**What is required**. Skip any picture you find and retype all the remaining lines exactly.

**Data for processing**.
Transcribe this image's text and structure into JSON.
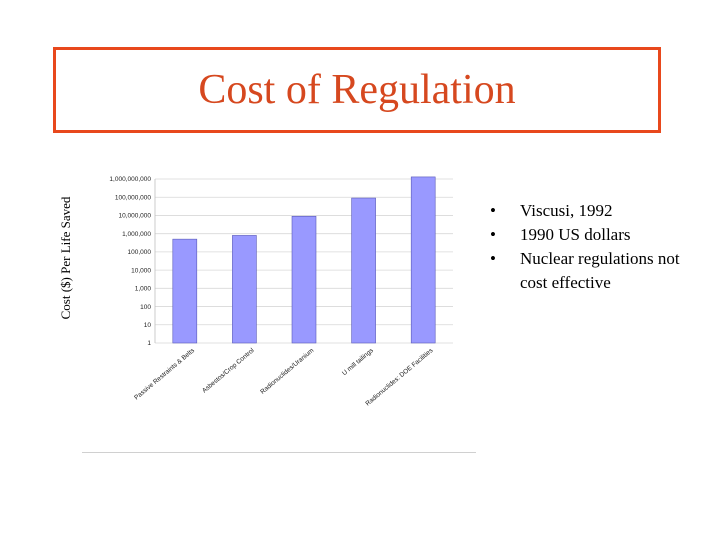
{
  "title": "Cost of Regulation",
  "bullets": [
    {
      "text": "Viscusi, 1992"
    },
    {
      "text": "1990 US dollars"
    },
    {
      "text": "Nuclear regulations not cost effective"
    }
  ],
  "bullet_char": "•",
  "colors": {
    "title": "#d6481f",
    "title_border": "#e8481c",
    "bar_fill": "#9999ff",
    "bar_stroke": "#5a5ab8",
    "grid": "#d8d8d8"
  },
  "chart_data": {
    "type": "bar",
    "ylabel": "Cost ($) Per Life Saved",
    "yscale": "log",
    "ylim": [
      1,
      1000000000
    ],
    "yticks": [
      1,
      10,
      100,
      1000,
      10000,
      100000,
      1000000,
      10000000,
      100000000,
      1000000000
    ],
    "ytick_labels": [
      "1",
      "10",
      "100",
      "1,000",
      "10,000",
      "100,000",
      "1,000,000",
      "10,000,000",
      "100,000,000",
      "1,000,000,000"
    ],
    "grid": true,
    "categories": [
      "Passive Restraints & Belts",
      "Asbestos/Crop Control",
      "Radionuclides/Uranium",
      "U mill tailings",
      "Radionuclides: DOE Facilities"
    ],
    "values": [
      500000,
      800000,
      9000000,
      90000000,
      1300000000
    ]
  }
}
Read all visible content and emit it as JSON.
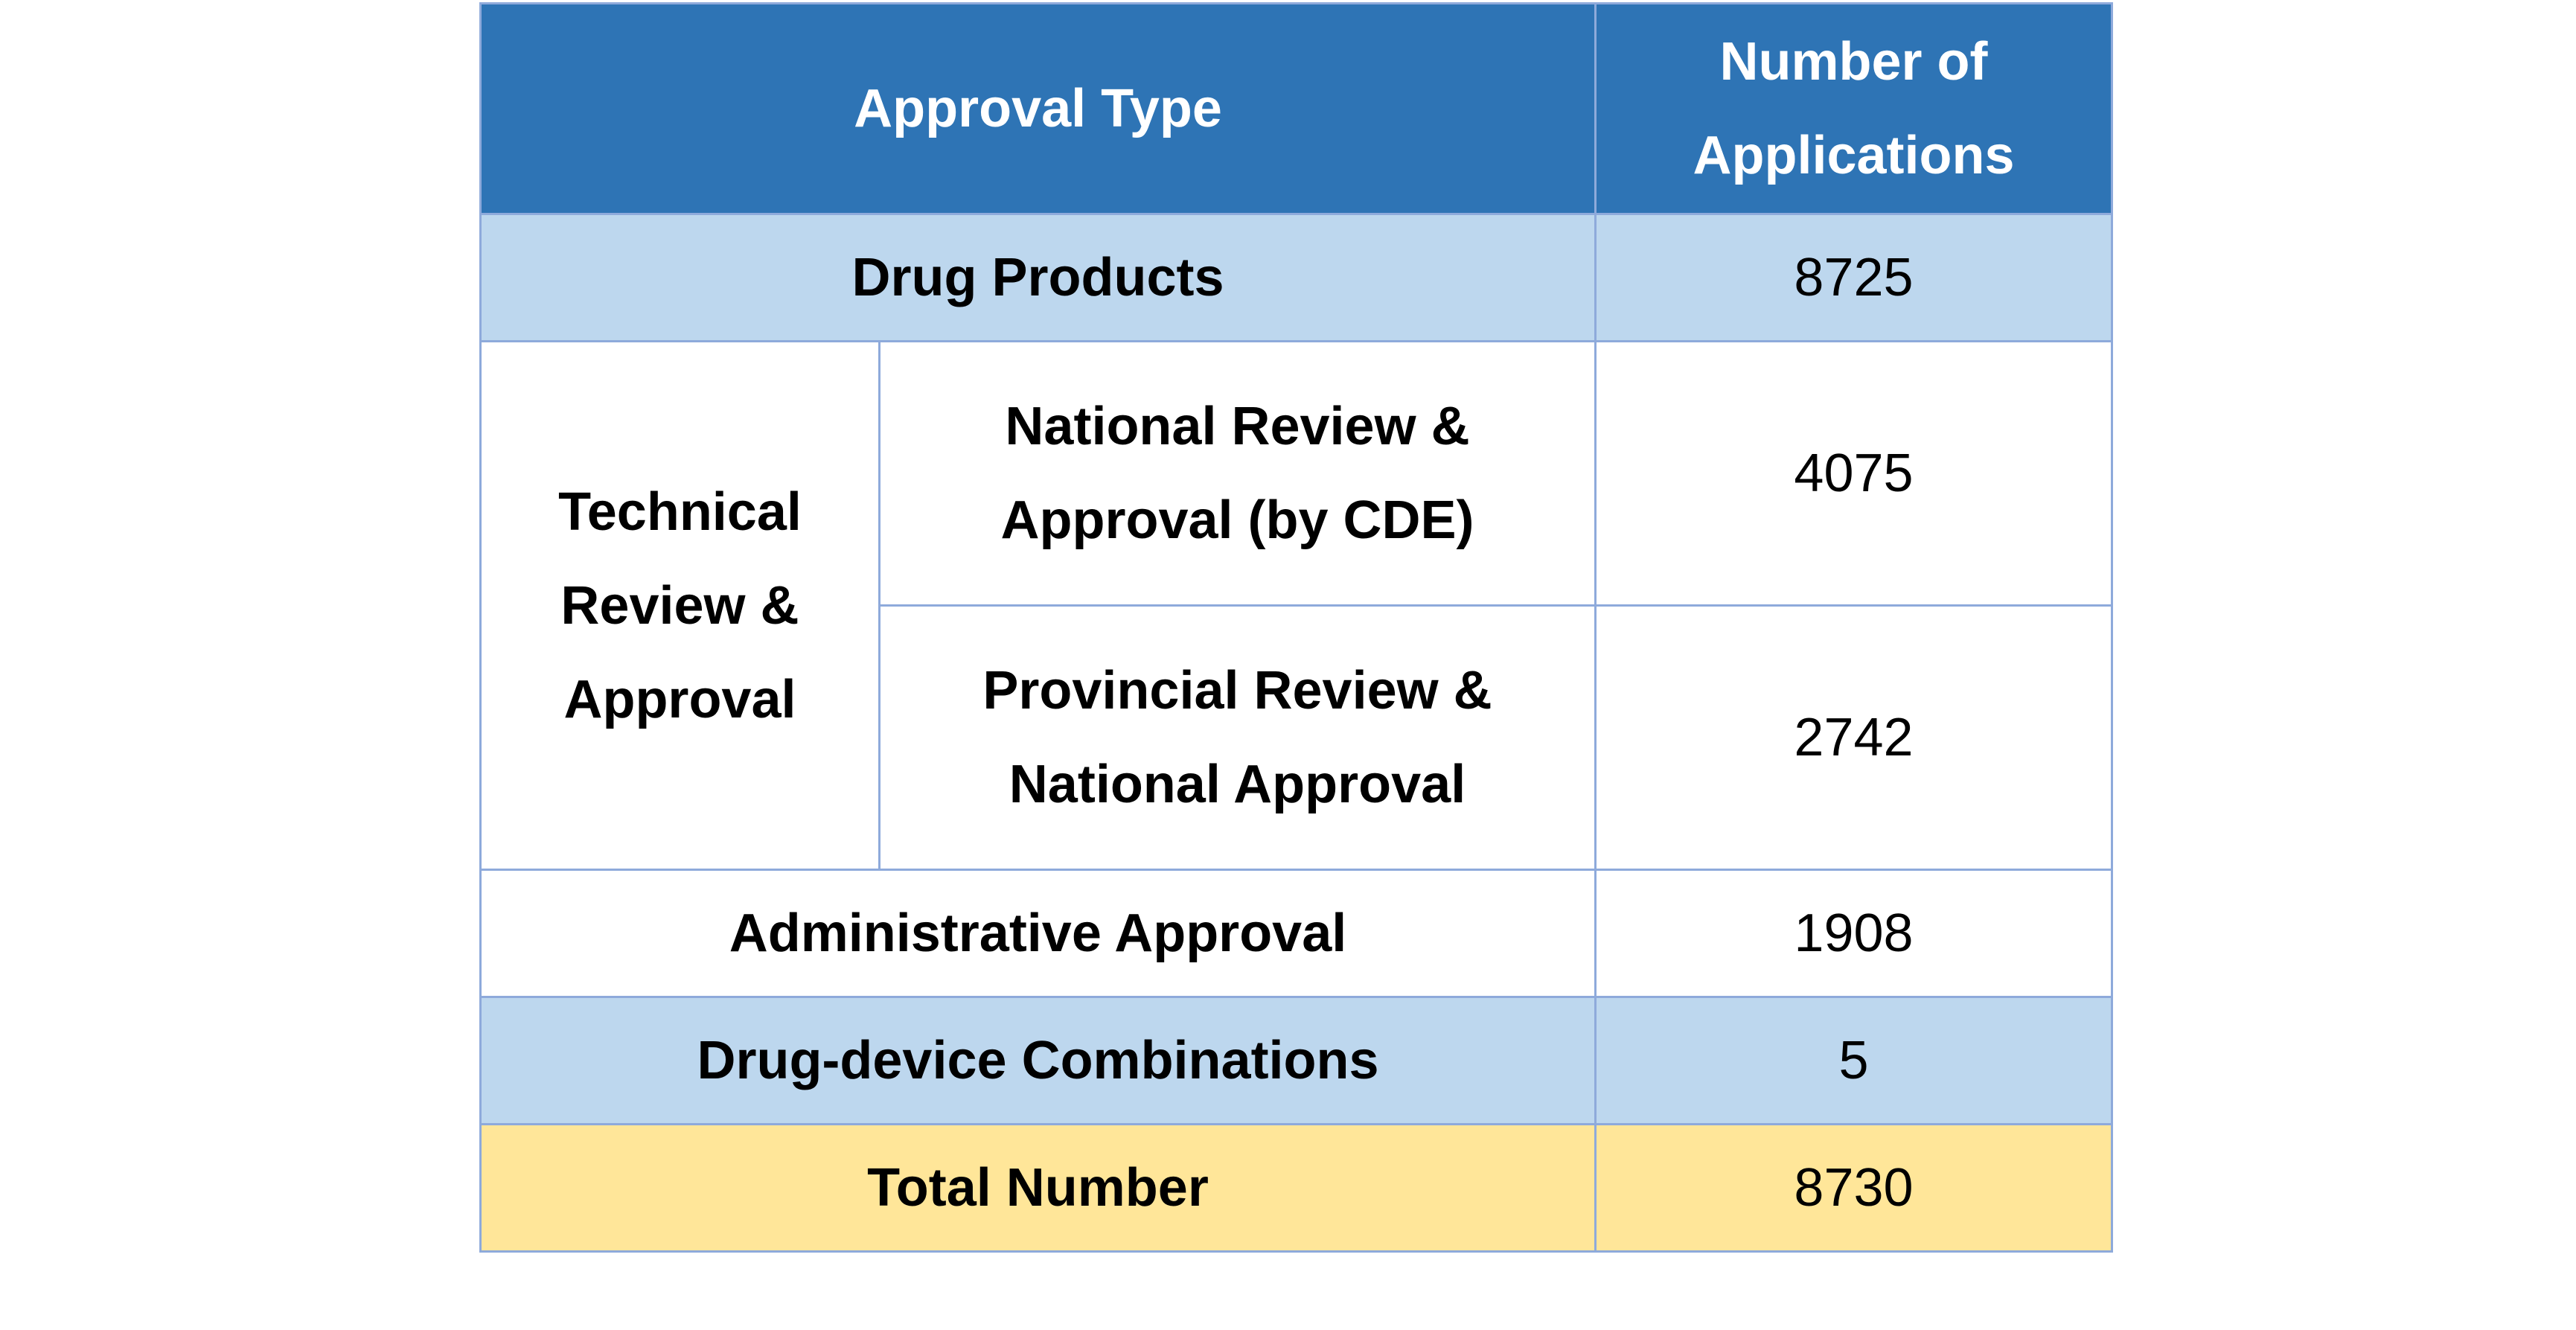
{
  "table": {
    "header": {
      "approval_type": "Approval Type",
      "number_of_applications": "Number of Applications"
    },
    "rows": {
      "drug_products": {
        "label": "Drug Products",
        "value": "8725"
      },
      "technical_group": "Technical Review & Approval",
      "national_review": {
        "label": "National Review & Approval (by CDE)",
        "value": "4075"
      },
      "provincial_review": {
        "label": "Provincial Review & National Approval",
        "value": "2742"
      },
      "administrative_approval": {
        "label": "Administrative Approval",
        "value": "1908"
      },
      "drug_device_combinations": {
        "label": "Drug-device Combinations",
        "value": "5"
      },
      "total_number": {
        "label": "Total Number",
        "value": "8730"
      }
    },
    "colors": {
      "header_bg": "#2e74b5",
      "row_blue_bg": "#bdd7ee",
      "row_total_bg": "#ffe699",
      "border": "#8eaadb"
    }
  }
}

**Written response**.
Transcribe this image's text and structure into JSON.
{
  "title": "Cost of Regulation",
  "bullets": [
    {
      "text": "Viscusi, 1992"
    },
    {
      "text": "1990 US dollars"
    },
    {
      "text": "Nuclear regulations not cost effective"
    }
  ],
  "bullet_char": "•",
  "colors": {
    "title": "#d6481f",
    "title_border": "#e8481c",
    "bar_fill": "#9999ff",
    "bar_stroke": "#5a5ab8",
    "grid": "#d8d8d8"
  },
  "chart_data": {
    "type": "bar",
    "ylabel": "Cost ($) Per Life Saved",
    "yscale": "log",
    "ylim": [
      1,
      1000000000
    ],
    "yticks": [
      1,
      10,
      100,
      1000,
      10000,
      100000,
      1000000,
      10000000,
      100000000,
      1000000000
    ],
    "ytick_labels": [
      "1",
      "10",
      "100",
      "1,000",
      "10,000",
      "100,000",
      "1,000,000",
      "10,000,000",
      "100,000,000",
      "1,000,000,000"
    ],
    "grid": true,
    "categories": [
      "Passive Restraints & Belts",
      "Asbestos/Crop Control",
      "Radionuclides/Uranium",
      "U mill tailings",
      "Radionuclides: DOE Facilities"
    ],
    "values": [
      500000,
      800000,
      9000000,
      90000000,
      1300000000
    ]
  }
}
Read all visible content and emit it as JSON.
{
  "table": {
    "header": {
      "approval_type": "Approval Type",
      "number_of_applications": "Number of Applications"
    },
    "rows": {
      "drug_products": {
        "label": "Drug Products",
        "value": "8725"
      },
      "technical_group": "Technical Review & Approval",
      "national_review": {
        "label": "National Review & Approval (by CDE)",
        "value": "4075"
      },
      "provincial_review": {
        "label": "Provincial Review & National Approval",
        "value": "2742"
      },
      "administrative_approval": {
        "label": "Administrative Approval",
        "value": "1908"
      },
      "drug_device_combinations": {
        "label": "Drug-device Combinations",
        "value": "5"
      },
      "total_number": {
        "label": "Total Number",
        "value": "8730"
      }
    },
    "colors": {
      "header_bg": "#2e74b5",
      "row_blue_bg": "#bdd7ee",
      "row_total_bg": "#ffe699",
      "border": "#8eaadb"
    }
  }
}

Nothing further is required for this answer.